-- YOUR INSTRUCTIONS --
Gather the lines below that include the string "content", copying each in full.

(Records from a dataset)
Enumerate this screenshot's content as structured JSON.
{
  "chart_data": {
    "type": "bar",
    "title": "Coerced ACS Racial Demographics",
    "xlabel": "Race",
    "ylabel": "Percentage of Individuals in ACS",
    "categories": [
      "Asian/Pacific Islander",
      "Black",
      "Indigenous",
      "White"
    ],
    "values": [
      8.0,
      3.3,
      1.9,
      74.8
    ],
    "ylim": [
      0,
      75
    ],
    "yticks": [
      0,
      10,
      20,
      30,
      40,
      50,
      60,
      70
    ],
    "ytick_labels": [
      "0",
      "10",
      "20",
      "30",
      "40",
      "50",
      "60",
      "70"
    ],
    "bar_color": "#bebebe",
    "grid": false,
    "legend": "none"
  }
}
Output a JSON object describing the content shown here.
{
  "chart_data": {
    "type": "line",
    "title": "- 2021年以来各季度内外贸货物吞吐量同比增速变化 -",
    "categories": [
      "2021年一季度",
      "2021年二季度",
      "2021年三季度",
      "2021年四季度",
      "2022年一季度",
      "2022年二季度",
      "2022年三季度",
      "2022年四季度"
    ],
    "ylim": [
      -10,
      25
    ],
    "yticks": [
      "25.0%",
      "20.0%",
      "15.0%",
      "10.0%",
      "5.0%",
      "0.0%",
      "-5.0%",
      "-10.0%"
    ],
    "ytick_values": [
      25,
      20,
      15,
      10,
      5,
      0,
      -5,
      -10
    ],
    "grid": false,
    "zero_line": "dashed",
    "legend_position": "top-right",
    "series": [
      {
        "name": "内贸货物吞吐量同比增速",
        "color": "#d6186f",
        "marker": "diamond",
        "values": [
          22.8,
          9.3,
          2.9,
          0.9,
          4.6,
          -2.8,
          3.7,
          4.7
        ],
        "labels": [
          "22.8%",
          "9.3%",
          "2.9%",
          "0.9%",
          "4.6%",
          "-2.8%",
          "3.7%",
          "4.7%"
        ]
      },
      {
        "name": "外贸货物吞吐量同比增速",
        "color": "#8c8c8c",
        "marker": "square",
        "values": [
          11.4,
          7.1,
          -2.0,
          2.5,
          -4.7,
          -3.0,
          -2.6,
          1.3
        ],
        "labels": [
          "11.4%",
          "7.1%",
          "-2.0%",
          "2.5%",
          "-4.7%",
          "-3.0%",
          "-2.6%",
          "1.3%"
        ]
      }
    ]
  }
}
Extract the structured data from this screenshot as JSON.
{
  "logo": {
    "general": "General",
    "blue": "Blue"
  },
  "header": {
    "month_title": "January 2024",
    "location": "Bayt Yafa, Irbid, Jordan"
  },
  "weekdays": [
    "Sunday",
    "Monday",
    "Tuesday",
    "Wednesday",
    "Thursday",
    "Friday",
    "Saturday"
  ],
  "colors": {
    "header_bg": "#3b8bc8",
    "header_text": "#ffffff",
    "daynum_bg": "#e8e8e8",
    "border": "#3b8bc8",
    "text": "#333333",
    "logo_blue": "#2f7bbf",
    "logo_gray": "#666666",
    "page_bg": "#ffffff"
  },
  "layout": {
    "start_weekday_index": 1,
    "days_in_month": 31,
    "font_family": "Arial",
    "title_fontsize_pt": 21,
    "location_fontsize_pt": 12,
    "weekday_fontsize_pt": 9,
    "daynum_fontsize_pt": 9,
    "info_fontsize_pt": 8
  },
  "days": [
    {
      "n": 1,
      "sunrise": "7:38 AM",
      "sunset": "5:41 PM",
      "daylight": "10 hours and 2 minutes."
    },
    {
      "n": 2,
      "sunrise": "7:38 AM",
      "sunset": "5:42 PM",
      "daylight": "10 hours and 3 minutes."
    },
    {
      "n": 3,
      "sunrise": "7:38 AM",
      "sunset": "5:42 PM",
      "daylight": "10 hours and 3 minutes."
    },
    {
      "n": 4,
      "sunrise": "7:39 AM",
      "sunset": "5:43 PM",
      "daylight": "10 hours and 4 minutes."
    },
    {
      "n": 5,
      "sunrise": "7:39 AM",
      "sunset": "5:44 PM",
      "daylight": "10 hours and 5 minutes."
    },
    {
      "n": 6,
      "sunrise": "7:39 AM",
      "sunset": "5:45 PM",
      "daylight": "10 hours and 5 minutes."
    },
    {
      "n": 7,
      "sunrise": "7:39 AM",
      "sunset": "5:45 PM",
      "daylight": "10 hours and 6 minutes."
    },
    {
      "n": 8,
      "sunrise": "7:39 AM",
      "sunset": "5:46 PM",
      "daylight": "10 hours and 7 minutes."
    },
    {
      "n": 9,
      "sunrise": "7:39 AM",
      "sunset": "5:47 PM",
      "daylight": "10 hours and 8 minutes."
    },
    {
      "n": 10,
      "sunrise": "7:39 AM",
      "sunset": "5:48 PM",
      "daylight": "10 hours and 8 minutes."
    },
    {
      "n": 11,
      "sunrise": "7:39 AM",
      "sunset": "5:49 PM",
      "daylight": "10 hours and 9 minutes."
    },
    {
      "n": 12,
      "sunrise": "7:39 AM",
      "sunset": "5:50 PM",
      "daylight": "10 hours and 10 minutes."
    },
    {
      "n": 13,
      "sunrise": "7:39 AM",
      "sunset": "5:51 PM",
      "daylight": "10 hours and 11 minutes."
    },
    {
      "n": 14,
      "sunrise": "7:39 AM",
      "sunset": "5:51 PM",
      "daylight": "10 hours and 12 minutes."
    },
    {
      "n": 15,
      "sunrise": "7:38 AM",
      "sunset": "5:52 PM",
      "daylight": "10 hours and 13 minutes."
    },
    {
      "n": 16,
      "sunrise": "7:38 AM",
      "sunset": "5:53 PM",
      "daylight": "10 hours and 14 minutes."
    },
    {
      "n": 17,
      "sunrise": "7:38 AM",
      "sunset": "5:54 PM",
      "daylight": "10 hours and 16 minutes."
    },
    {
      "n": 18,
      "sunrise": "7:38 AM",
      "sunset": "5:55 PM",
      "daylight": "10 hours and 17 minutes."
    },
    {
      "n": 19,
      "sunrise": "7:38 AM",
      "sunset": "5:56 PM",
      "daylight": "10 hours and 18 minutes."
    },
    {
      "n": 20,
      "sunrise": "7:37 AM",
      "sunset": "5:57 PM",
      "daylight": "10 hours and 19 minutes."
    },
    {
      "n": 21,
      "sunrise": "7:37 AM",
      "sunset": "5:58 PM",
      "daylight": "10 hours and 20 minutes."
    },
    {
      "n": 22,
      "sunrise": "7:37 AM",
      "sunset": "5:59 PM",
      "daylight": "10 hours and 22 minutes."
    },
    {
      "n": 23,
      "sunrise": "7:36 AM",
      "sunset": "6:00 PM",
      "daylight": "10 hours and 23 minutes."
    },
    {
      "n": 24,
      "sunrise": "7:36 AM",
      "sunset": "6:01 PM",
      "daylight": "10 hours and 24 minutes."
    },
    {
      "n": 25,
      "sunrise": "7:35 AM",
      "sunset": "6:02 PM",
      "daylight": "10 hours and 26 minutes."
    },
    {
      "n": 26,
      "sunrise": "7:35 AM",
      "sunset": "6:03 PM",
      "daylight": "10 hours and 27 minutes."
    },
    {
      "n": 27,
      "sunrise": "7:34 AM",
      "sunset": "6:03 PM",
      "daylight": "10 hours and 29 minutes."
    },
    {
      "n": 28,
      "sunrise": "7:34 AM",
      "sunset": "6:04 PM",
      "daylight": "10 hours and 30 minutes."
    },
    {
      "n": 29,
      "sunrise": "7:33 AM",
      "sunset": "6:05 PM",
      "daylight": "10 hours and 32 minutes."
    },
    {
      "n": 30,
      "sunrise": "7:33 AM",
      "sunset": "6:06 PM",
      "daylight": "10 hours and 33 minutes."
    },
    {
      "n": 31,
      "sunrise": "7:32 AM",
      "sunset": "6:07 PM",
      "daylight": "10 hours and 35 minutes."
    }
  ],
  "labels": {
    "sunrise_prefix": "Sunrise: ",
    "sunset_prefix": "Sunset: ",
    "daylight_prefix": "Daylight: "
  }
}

-- TASK RESPONSE --
Enumerate this screenshot's content as structured JSON.
Output a JSON object describing the content shown here.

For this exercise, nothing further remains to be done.